- [What the task requires]:
Leave out the pictures and transcribe the rest of the records exactly.

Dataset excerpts
□ □ □ □
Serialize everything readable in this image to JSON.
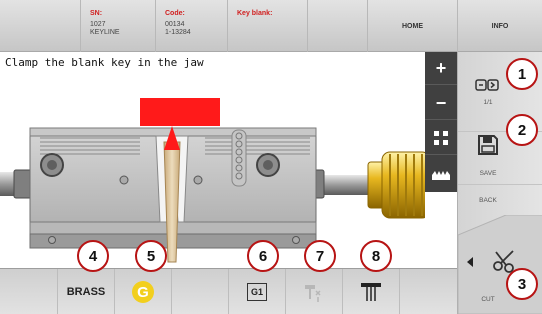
{
  "header": {
    "sn_label": "SN:",
    "sn_values": [
      "1027",
      "KEYLINE"
    ],
    "code_label": "Code:",
    "code_values": [
      "00134",
      "1-13284"
    ],
    "key_blank_label": "Key blank:",
    "home_label": "HOME",
    "info_label": "INFO"
  },
  "instruction": "Clamp the blank key in the jaw",
  "toolbar": {
    "items": [
      {
        "icon": "plus-icon",
        "label": "+"
      },
      {
        "icon": "minus-icon",
        "label": "−"
      },
      {
        "icon": "fullscreen-icon",
        "label": "⛶"
      },
      {
        "icon": "profile-icon",
        "label": ""
      }
    ]
  },
  "side_panel": {
    "page_indicator": "1/1",
    "save_label": "SAVE",
    "back_label": "BACK",
    "cut_label": "CUT"
  },
  "bottom": {
    "material_label": "BRASS",
    "g_badge": "G",
    "gbox_label": "G1"
  },
  "callouts": [
    "1",
    "2",
    "3",
    "4",
    "5",
    "6",
    "7",
    "8"
  ],
  "colors": {
    "accent_red": "#d12020",
    "callout_border": "#b71414",
    "key_red": "#ff1a1a",
    "knob_gold": "#e8b820",
    "g_yellow": "#f2cf1e"
  }
}
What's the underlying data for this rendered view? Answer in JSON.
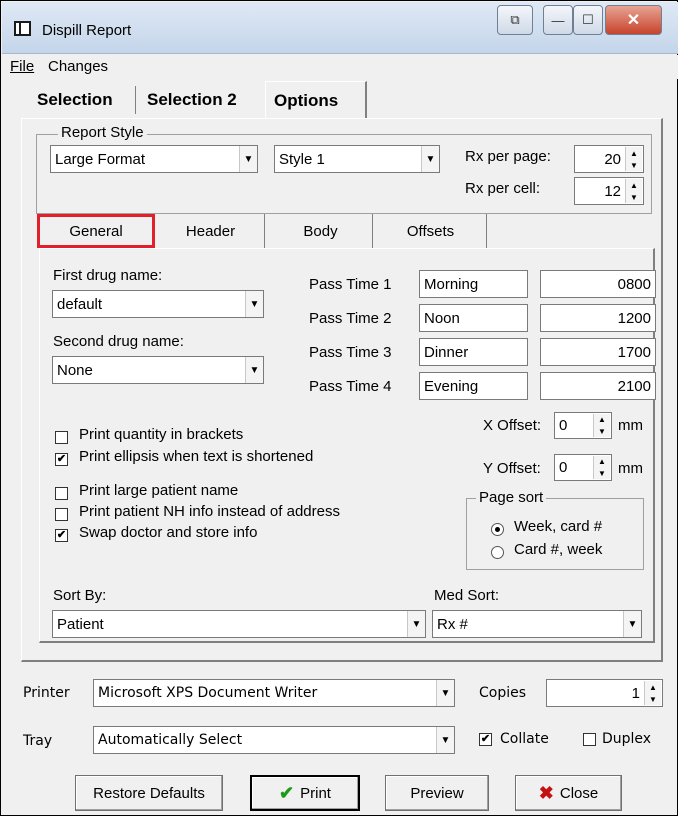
{
  "window": {
    "title": "Dispill Report",
    "restore_glyph": "⧉",
    "min_glyph": "—",
    "max_glyph": "☐",
    "close_glyph": "✕"
  },
  "menu": {
    "file": "File",
    "changes": "Changes"
  },
  "tabs": [
    "Selection",
    "Selection 2",
    "Options"
  ],
  "report_style": {
    "legend": "Report Style",
    "format": "Large Format",
    "style": "Style 1",
    "rx_per_page_label": "Rx per page:",
    "rx_per_page": "20",
    "rx_per_cell_label": "Rx per cell:",
    "rx_per_cell": "12"
  },
  "subtabs": [
    "General",
    "Header",
    "Body",
    "Offsets"
  ],
  "general": {
    "first_drug_label": "First drug name:",
    "first_drug": "default",
    "second_drug_label": "Second drug name:",
    "second_drug": "None",
    "pass_times": [
      {
        "label": "Pass Time 1",
        "name": "Morning",
        "time": "0800"
      },
      {
        "label": "Pass Time 2",
        "name": "Noon",
        "time": "1200"
      },
      {
        "label": "Pass Time 3",
        "name": "Dinner",
        "time": "1700"
      },
      {
        "label": "Pass Time 4",
        "name": "Evening",
        "time": "2100"
      }
    ],
    "x_offset_label": "X Offset:",
    "x_offset": "0",
    "y_offset_label": "Y Offset:",
    "y_offset": "0",
    "unit": "mm",
    "checkboxes": [
      {
        "label": "Print quantity in brackets",
        "checked": false
      },
      {
        "label": "Print ellipsis when text is shortened",
        "checked": true
      },
      {
        "label": "Print large patient name",
        "checked": false
      },
      {
        "label": "Print patient NH info instead of address",
        "checked": false
      },
      {
        "label": "Swap doctor and store info",
        "checked": true
      }
    ],
    "page_sort_legend": "Page sort",
    "page_sort_options": [
      {
        "label": "Week, card #",
        "selected": true
      },
      {
        "label": "Card #, week",
        "selected": false
      }
    ],
    "sort_by_label": "Sort By:",
    "sort_by": "Patient",
    "med_sort_label": "Med Sort:",
    "med_sort": "Rx #"
  },
  "printer": {
    "printer_label": "Printer",
    "printer": "Microsoft XPS Document Writer",
    "copies_label": "Copies",
    "copies": "1",
    "tray_label": "Tray",
    "tray": "Automatically Select",
    "collate_label": "Collate",
    "collate": true,
    "duplex_label": "Duplex",
    "duplex": false
  },
  "buttons": {
    "restore": "Restore Defaults",
    "print": "Print",
    "preview": "Preview",
    "close": "Close"
  },
  "colors": {
    "highlight_border": "#e0202a",
    "check_icon": "#1a9b1a",
    "close_icon": "#c41212"
  }
}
□ □ □ □
- [Worked answer]:
Serialize everything readable in this image to JSON.
{
  "header": {
    "sn_label": "SN:",
    "sn_values": [
      "1027",
      "KEYLINE"
    ],
    "code_label": "Code:",
    "code_values": [
      "00134",
      "1-13284"
    ],
    "key_blank_label": "Key blank:",
    "home_label": "HOME",
    "info_label": "INFO"
  },
  "instruction": "Clamp the blank key in the jaw",
  "toolbar": {
    "items": [
      {
        "icon": "plus-icon",
        "label": "+"
      },
      {
        "icon": "minus-icon",
        "label": "−"
      },
      {
        "icon": "fullscreen-icon",
        "label": "⛶"
      },
      {
        "icon": "profile-icon",
        "label": ""
      }
    ]
  },
  "side_panel": {
    "page_indicator": "1/1",
    "save_label": "SAVE",
    "back_label": "BACK",
    "cut_label": "CUT"
  },
  "bottom": {
    "material_label": "BRASS",
    "g_badge": "G",
    "gbox_label": "G1"
  },
  "callouts": [
    "1",
    "2",
    "3",
    "4",
    "5",
    "6",
    "7",
    "8"
  ],
  "colors": {
    "accent_red": "#d12020",
    "callout_border": "#b71414",
    "key_red": "#ff1a1a",
    "knob_gold": "#e8b820",
    "g_yellow": "#f2cf1e"
  }
}
What's the underlying data for this rendered view? Answer in JSON.
{
  "window": {
    "title": "Dispill Report",
    "restore_glyph": "⧉",
    "min_glyph": "—",
    "max_glyph": "☐",
    "close_glyph": "✕"
  },
  "menu": {
    "file": "File",
    "changes": "Changes"
  },
  "tabs": [
    "Selection",
    "Selection 2",
    "Options"
  ],
  "report_style": {
    "legend": "Report Style",
    "format": "Large Format",
    "style": "Style 1",
    "rx_per_page_label": "Rx per page:",
    "rx_per_page": "20",
    "rx_per_cell_label": "Rx per cell:",
    "rx_per_cell": "12"
  },
  "subtabs": [
    "General",
    "Header",
    "Body",
    "Offsets"
  ],
  "general": {
    "first_drug_label": "First drug name:",
    "first_drug": "default",
    "second_drug_label": "Second drug name:",
    "second_drug": "None",
    "pass_times": [
      {
        "label": "Pass Time 1",
        "name": "Morning",
        "time": "0800"
      },
      {
        "label": "Pass Time 2",
        "name": "Noon",
        "time": "1200"
      },
      {
        "label": "Pass Time 3",
        "name": "Dinner",
        "time": "1700"
      },
      {
        "label": "Pass Time 4",
        "name": "Evening",
        "time": "2100"
      }
    ],
    "x_offset_label": "X Offset:",
    "x_offset": "0",
    "y_offset_label": "Y Offset:",
    "y_offset": "0",
    "unit": "mm",
    "checkboxes": [
      {
        "label": "Print quantity in brackets",
        "checked": false
      },
      {
        "label": "Print ellipsis when text is shortened",
        "checked": true
      },
      {
        "label": "Print large patient name",
        "checked": false
      },
      {
        "label": "Print patient NH info instead of address",
        "checked": false
      },
      {
        "label": "Swap doctor and store info",
        "checked": true
      }
    ],
    "page_sort_legend": "Page sort",
    "page_sort_options": [
      {
        "label": "Week, card #",
        "selected": true
      },
      {
        "label": "Card #, week",
        "selected": false
      }
    ],
    "sort_by_label": "Sort By:",
    "sort_by": "Patient",
    "med_sort_label": "Med Sort:",
    "med_sort": "Rx #"
  },
  "printer": {
    "printer_label": "Printer",
    "printer": "Microsoft XPS Document Writer",
    "copies_label": "Copies",
    "copies": "1",
    "tray_label": "Tray",
    "tray": "Automatically Select",
    "collate_label": "Collate",
    "collate": true,
    "duplex_label": "Duplex",
    "duplex": false
  },
  "buttons": {
    "restore": "Restore Defaults",
    "print": "Print",
    "preview": "Preview",
    "close": "Close"
  },
  "colors": {
    "highlight_border": "#e0202a",
    "check_icon": "#1a9b1a",
    "close_icon": "#c41212"
  }
}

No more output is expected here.